Selected excerpt:
◇ ◇ ◇ ◇ ◇

Predicting Alzheimer's disease in imbalanced datasets focusing on cardiovascular risk scales with machine learning models

Purpose Considering the aging population, the prevalence of Alzheimer's disease (AD) is on the rise. As there is currently no cure for AD, it is crucial to identify the key factors contributing to its progression. Cardiovascular risk is believed to play a significant role in the advancement of AD, potentially leading to neurodegenerative changes in the brain. Therefore, this project seeks to demonstrate the effectiveness of using machine learning models (ML) to develop non-invasive and cost-effective screening tools incorporating various cardiovascular risk scores. Methods We gathered data from the electronic health records (EHR) of a hospital of reference in Spain. This process yielded a highly imbalanced dataset of 177 diagnosed subjects and 48 controls aged 50 to 75. To address this common issue, we employed a range of ML models, along with balancing techniques and metrics, to overcome such a typical problem, leading to the development of highly accurate models. Results Several bagging, boosting, linear, and stacked models resulted in better F1-Score, and cardiovascular risk scales, such as SCORE2, were essential for such prediction algorithms. Glucose levels seemed important in AD prediction, and drugs such as anticholinergics, antidepressants, or angiotensin-converting enzyme inhibitors were positively related to AD prediction. In contrast, nonsteroidal anti-inflammatory drugs and angiotensin receptor blockers had the opposite effect. Conclusion Our research demonstrates the potential of machine learning techniques to improve the screening of AD patients before they undergo invasive and costly diagnosis tests, allowing personalized rationalization of healthcare costs and improving patient care.

◇ ◇ ◇ ◇ ◇

Decide whether each statement below agrees with the Alzheimer's disease prediction abstract above, answering yes or no and quoting the deciding words of the abstract. 1. The dataset contained more controls than diagnosed subjects. 2. Nonsteroidal anti-inflammatory drugs were positively related to AD prediction. 3. The data came from the electronic health records of a hospital in Spain.

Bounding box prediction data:
◇ ◇ ◇ ◇ ◇

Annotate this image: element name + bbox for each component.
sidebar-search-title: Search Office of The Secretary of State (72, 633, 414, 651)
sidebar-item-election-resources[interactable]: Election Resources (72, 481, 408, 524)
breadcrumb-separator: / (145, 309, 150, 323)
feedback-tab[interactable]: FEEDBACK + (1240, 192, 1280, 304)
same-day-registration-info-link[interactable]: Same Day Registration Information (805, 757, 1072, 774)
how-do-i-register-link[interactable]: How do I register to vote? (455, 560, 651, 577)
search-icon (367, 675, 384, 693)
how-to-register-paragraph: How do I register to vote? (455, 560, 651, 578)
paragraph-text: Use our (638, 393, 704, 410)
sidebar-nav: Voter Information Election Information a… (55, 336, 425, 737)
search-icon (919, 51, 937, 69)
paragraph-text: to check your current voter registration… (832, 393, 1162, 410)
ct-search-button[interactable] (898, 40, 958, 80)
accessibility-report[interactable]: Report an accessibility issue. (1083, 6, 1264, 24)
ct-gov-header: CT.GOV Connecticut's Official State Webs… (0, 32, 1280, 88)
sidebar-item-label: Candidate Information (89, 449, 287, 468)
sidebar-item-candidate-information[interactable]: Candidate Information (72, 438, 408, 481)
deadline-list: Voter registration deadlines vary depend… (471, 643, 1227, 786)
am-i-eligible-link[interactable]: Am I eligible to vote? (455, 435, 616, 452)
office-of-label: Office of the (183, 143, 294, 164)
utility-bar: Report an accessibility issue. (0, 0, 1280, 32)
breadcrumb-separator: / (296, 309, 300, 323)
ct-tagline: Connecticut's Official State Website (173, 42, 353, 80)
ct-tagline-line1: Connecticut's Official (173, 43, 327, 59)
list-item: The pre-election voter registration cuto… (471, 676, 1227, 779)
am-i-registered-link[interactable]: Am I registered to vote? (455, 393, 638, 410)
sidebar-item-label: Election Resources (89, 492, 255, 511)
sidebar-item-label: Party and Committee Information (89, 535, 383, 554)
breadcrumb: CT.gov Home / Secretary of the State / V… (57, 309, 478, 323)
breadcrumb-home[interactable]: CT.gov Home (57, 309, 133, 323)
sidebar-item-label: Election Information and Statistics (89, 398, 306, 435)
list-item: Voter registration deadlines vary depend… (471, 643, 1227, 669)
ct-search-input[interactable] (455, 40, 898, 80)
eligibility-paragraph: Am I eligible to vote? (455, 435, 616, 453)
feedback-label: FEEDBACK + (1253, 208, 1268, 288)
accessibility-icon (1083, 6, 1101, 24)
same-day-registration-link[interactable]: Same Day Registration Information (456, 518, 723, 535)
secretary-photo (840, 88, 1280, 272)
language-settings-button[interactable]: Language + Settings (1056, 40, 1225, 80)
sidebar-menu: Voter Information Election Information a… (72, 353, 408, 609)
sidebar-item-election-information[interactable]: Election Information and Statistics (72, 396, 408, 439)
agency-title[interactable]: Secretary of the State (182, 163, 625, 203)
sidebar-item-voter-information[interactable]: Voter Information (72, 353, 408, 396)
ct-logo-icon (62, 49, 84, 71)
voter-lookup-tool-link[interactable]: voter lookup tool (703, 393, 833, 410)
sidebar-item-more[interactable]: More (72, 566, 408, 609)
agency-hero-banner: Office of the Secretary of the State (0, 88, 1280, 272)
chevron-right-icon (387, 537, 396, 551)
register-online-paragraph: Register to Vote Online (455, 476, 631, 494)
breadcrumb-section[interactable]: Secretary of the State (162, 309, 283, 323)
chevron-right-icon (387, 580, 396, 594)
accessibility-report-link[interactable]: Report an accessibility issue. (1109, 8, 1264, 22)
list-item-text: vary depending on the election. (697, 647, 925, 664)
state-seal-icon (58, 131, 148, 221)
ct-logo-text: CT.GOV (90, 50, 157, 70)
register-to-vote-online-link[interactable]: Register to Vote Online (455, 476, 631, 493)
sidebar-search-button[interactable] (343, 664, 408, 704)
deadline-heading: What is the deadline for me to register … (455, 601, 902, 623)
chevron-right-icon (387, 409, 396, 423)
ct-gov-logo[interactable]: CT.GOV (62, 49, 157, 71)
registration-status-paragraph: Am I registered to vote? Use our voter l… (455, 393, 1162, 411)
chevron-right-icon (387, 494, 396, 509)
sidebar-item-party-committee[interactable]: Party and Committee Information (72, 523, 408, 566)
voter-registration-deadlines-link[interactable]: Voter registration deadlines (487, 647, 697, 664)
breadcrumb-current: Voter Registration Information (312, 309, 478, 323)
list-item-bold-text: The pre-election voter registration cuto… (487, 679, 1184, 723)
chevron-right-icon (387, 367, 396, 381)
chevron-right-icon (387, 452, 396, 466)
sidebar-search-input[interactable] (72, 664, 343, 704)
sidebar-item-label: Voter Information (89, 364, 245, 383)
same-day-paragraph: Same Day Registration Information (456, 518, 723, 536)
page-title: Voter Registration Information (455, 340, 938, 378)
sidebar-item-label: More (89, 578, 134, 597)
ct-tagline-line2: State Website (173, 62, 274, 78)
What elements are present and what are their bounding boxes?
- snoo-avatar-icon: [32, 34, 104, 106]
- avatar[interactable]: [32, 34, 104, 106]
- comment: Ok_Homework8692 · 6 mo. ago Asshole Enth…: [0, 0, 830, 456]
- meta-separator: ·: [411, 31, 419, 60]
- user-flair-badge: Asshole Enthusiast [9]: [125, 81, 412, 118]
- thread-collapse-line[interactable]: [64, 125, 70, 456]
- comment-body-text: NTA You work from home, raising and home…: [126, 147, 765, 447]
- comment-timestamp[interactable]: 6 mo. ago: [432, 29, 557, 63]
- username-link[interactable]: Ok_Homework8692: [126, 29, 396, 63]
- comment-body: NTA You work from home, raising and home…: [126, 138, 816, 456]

◇ ◇ ◇ ◇ ◇

Response below:
1. No: "177 diagnosed subjects and 48 controls aged 50 to 75"
2. No: "In contrast, nonsteroidal anti-inflammatory drugs and angiotensin receptor blockers had the opposite effect."
3. Yes: "We gathered data from the electronic health records (EHR) of a hospital of reference in Spain."